▶ Information given
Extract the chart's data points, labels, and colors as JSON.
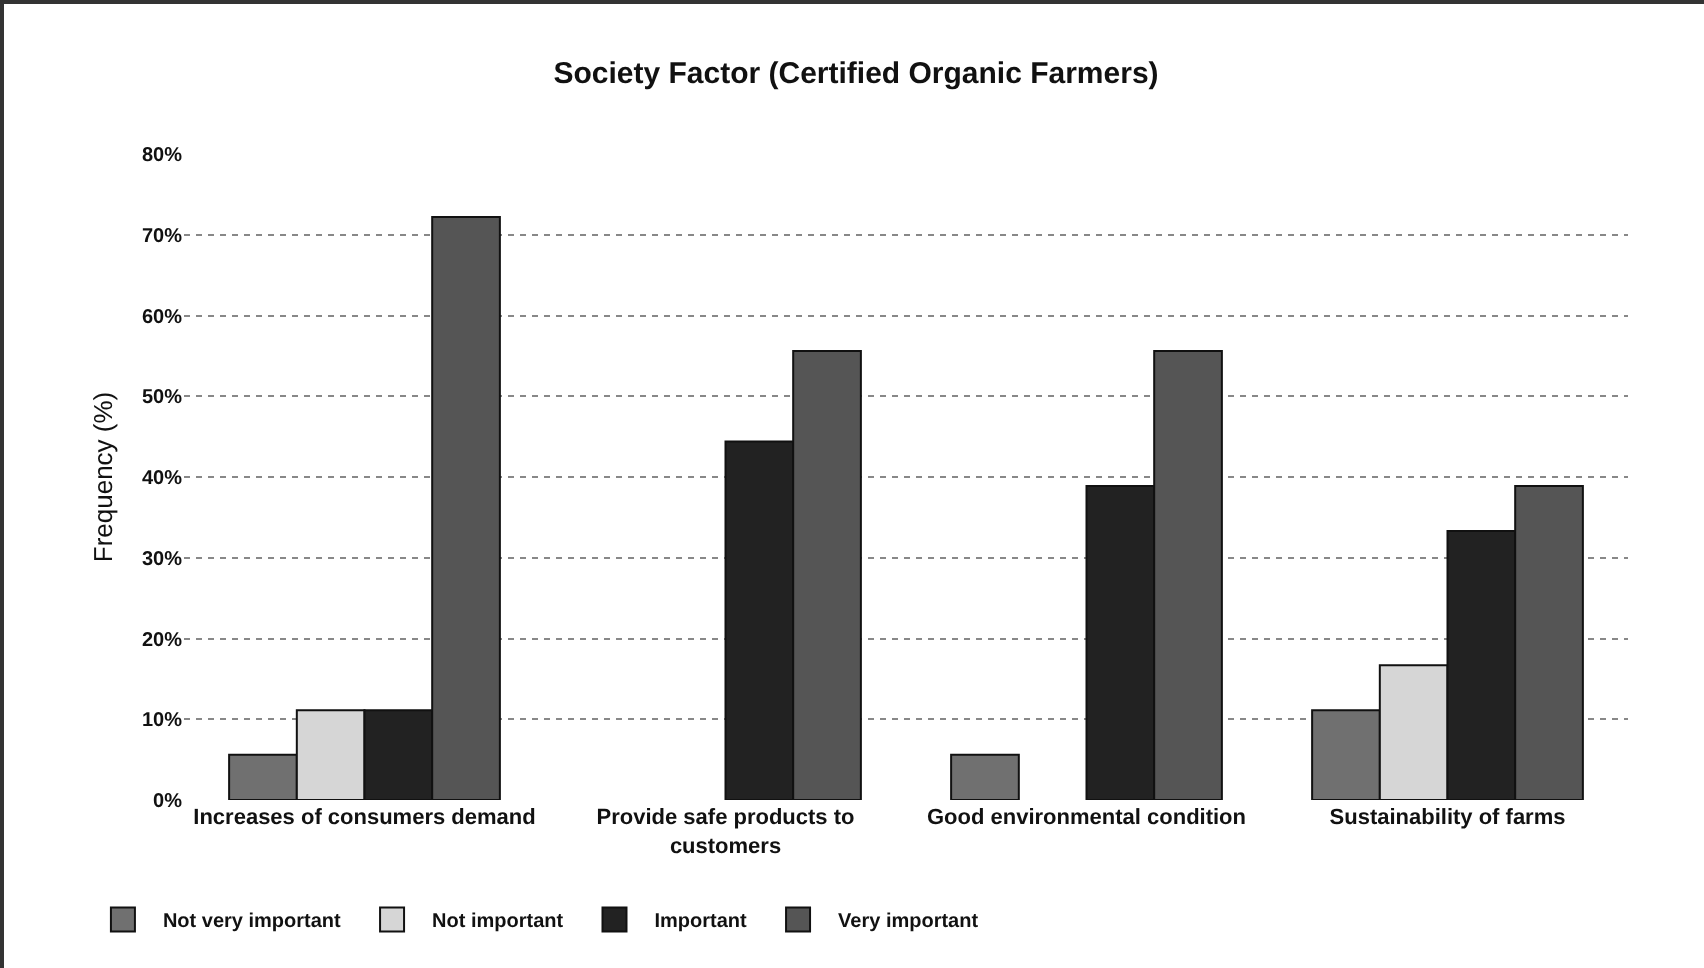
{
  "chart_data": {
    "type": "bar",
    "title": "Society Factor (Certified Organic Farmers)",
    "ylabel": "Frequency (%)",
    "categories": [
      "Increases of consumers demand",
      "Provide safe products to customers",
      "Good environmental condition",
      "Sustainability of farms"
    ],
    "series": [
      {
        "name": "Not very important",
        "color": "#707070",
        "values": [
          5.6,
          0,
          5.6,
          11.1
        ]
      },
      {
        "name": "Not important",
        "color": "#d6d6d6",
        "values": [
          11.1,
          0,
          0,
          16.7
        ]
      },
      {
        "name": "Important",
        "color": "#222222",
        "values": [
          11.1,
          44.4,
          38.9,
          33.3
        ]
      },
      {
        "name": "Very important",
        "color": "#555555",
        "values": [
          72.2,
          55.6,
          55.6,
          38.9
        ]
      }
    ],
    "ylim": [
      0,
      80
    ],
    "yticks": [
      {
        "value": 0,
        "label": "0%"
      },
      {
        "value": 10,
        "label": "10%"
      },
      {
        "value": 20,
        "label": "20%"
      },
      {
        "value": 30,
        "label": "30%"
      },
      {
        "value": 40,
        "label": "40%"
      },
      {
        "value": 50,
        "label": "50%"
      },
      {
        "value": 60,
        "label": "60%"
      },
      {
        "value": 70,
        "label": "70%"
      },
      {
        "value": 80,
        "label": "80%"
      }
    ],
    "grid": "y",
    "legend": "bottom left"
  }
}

▶ What the task asks
Return all lines with the word "name" in them.

▶ Full answer
        "name": "Not very important",
        "name": "Not important",
        "name": "Important",
        "name": "Very important",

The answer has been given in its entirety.